═════ Information supplied
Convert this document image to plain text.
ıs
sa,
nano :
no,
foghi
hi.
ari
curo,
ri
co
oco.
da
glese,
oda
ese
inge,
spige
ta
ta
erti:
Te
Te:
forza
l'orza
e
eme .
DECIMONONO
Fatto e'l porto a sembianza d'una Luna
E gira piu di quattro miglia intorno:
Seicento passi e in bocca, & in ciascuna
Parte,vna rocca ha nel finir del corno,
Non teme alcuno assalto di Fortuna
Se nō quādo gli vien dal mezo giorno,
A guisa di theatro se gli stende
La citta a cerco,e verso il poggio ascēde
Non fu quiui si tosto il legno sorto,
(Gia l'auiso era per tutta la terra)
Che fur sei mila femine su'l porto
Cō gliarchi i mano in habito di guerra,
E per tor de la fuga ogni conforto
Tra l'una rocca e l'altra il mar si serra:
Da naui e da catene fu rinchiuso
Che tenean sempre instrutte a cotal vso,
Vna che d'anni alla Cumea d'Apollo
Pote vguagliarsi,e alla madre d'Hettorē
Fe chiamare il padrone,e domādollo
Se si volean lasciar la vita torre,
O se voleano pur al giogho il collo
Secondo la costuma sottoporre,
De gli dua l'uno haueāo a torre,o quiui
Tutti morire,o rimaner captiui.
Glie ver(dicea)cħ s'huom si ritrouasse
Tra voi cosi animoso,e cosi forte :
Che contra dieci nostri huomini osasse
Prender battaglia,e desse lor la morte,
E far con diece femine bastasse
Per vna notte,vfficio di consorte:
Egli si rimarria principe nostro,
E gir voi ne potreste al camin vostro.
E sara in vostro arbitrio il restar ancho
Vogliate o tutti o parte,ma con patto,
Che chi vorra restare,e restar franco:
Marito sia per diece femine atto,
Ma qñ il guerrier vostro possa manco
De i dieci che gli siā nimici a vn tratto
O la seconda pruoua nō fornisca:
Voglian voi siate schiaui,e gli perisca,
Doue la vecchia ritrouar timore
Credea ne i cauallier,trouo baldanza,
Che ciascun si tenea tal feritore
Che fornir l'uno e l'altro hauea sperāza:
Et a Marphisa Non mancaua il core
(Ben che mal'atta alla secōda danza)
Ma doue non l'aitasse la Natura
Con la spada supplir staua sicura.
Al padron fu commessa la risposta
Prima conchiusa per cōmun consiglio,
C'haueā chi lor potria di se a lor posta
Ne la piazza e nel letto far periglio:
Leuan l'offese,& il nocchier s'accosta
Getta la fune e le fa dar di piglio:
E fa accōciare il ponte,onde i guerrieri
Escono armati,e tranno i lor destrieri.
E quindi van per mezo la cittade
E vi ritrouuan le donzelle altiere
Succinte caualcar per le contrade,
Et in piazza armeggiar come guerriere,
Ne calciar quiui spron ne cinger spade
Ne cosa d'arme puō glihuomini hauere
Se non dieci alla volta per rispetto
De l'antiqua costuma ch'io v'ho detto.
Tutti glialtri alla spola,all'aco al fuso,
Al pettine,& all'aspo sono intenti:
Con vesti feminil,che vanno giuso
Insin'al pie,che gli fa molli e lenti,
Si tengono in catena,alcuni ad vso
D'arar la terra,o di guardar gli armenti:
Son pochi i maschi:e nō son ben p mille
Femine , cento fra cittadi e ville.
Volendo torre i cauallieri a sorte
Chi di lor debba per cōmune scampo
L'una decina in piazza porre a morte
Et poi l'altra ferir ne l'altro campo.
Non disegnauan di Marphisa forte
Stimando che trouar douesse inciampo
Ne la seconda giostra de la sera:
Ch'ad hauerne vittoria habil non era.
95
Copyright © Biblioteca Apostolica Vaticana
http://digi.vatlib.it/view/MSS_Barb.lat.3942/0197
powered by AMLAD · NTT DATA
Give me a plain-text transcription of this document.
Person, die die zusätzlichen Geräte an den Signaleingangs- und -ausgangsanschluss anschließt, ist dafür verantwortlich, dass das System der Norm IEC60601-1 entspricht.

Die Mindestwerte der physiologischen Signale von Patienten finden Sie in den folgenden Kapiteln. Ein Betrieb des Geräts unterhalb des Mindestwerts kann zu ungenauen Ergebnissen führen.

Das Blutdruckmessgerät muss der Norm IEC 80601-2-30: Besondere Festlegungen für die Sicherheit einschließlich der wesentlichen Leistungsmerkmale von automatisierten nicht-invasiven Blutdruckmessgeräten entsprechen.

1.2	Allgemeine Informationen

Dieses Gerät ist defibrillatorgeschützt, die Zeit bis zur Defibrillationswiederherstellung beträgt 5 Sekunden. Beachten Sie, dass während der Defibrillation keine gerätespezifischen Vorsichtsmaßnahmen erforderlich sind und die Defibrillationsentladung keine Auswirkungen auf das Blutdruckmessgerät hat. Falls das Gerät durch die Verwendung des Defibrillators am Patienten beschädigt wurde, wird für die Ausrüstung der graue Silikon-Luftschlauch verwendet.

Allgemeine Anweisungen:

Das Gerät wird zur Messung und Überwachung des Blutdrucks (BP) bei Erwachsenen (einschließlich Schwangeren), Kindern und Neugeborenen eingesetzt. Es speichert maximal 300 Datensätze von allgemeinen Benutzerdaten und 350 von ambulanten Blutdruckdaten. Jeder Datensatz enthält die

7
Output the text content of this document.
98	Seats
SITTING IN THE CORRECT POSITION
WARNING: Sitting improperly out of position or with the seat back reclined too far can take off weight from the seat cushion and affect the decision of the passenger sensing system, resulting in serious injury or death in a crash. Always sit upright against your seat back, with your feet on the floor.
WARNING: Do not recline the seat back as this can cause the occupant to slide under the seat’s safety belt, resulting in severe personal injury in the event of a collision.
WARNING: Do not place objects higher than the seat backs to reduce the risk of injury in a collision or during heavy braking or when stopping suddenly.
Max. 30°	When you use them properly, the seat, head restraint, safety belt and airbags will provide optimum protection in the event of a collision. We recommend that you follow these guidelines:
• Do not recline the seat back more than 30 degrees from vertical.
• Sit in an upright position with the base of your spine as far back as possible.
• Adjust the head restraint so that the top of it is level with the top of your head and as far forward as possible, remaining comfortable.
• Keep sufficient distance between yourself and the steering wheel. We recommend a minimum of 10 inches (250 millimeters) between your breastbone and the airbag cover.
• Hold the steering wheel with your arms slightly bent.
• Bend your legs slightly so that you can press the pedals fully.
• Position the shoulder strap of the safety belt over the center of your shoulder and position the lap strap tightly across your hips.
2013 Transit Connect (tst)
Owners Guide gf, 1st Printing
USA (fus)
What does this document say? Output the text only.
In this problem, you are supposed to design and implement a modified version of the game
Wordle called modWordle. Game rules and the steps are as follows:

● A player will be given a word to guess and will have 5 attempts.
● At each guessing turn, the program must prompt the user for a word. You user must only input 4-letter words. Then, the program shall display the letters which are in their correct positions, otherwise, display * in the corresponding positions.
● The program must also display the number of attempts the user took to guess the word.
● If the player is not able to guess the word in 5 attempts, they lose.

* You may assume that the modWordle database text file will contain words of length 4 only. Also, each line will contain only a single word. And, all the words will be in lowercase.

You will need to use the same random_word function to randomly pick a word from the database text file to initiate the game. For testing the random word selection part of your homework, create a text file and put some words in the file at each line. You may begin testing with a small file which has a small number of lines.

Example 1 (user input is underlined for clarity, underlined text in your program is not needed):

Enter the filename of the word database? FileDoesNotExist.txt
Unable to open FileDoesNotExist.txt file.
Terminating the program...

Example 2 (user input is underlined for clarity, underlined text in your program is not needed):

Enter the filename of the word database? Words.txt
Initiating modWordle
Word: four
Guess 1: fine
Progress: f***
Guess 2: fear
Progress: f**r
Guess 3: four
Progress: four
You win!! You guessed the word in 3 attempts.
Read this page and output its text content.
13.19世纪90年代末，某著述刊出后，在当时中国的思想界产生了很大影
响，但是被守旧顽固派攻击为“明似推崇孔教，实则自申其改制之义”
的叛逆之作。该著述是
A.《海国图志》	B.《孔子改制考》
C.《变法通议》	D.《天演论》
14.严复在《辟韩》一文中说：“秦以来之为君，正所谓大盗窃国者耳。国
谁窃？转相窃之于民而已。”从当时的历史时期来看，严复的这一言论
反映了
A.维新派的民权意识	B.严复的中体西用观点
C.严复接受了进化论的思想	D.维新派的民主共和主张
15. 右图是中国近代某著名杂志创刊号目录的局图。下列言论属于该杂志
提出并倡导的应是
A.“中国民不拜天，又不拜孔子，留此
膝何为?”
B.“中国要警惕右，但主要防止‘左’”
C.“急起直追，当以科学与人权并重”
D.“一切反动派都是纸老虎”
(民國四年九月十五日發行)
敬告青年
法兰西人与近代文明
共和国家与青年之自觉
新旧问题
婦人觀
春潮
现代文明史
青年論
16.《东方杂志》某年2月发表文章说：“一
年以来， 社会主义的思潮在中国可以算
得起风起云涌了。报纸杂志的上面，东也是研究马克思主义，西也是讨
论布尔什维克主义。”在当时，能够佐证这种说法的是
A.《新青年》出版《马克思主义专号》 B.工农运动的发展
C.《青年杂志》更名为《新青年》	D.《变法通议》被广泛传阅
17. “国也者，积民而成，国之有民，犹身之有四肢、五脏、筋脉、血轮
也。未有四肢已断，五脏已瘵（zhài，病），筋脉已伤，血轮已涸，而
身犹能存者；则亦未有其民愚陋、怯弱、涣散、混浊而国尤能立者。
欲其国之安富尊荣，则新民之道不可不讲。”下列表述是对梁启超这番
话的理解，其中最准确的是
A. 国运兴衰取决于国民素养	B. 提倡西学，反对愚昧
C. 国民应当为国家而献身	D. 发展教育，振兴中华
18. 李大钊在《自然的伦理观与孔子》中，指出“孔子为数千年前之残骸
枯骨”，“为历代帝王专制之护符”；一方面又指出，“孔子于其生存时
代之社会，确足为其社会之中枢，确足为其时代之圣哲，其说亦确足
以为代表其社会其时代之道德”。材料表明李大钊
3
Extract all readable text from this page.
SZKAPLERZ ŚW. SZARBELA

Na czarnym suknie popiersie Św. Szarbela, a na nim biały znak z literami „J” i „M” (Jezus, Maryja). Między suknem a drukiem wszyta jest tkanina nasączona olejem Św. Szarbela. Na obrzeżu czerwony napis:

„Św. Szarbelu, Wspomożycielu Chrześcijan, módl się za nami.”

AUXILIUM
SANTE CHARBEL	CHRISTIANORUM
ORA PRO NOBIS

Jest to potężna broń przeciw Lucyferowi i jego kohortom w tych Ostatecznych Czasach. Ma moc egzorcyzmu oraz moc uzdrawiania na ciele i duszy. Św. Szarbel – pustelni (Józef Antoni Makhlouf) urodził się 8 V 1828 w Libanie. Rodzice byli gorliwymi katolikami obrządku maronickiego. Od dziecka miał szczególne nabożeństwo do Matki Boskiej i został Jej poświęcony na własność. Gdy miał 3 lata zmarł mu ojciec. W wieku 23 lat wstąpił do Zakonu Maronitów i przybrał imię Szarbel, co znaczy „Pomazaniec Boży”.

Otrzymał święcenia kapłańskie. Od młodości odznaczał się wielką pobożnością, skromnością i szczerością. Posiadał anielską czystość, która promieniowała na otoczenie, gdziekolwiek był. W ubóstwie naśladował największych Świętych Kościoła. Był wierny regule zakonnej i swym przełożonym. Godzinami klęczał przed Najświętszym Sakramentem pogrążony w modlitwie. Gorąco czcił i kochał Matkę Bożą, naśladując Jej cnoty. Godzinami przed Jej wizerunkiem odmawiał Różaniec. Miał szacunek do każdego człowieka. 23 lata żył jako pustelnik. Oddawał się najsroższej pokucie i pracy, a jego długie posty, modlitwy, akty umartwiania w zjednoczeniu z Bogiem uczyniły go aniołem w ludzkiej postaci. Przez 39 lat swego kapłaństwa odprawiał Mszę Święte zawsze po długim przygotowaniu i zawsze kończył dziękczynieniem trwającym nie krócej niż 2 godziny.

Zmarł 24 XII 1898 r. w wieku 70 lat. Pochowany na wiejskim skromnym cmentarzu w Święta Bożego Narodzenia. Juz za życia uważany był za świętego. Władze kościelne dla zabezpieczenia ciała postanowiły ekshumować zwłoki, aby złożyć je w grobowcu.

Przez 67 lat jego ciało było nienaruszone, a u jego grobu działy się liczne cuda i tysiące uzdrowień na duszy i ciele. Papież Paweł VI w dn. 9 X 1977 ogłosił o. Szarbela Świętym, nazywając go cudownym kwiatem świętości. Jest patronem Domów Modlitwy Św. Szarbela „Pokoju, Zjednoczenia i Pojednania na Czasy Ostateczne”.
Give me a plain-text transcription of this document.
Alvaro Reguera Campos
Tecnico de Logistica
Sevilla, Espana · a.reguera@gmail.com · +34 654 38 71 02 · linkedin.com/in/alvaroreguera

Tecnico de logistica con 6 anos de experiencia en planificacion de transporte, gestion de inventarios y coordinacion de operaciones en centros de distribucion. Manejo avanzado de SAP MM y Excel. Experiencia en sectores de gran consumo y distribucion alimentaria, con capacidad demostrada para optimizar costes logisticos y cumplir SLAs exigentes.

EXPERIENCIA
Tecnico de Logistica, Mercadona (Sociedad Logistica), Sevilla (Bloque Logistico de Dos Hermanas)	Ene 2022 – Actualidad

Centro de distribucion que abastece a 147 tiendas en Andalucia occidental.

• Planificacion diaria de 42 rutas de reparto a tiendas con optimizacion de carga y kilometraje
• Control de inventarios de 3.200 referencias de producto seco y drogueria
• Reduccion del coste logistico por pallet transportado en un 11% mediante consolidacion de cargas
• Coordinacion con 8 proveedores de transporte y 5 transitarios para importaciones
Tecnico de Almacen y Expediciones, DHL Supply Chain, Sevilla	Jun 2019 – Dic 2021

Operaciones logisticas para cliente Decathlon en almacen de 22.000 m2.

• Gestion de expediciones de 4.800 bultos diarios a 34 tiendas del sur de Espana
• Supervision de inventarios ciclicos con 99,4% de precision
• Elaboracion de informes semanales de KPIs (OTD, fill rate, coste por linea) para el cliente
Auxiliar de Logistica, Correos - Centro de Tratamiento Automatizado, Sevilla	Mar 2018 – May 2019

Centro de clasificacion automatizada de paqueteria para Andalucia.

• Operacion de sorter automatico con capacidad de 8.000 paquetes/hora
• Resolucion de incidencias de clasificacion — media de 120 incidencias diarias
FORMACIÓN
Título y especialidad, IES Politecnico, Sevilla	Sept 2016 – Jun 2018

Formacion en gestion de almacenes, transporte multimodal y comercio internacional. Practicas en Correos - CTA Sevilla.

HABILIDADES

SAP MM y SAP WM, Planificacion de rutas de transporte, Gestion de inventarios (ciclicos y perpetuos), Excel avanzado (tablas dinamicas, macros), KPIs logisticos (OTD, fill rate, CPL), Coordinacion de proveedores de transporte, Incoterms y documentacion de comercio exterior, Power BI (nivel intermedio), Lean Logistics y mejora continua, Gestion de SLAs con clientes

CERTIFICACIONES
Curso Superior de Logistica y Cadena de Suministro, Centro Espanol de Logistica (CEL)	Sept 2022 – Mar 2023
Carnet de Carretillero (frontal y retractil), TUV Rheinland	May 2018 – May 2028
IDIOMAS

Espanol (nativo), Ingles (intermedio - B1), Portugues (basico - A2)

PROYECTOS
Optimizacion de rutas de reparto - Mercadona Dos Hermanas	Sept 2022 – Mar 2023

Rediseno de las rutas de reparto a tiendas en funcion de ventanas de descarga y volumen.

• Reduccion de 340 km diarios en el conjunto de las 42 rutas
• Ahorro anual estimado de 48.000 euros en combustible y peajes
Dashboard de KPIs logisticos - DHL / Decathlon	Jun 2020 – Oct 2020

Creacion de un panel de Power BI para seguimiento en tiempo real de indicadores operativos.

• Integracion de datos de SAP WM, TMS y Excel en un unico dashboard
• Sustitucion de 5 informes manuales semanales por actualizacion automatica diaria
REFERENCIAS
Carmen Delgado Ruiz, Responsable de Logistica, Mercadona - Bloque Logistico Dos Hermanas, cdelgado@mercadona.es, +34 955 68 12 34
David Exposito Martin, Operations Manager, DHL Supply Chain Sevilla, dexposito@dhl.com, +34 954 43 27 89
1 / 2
══════════
Identify the lines in the records above that contain the word "possible", then state how many there are and nothing more.

2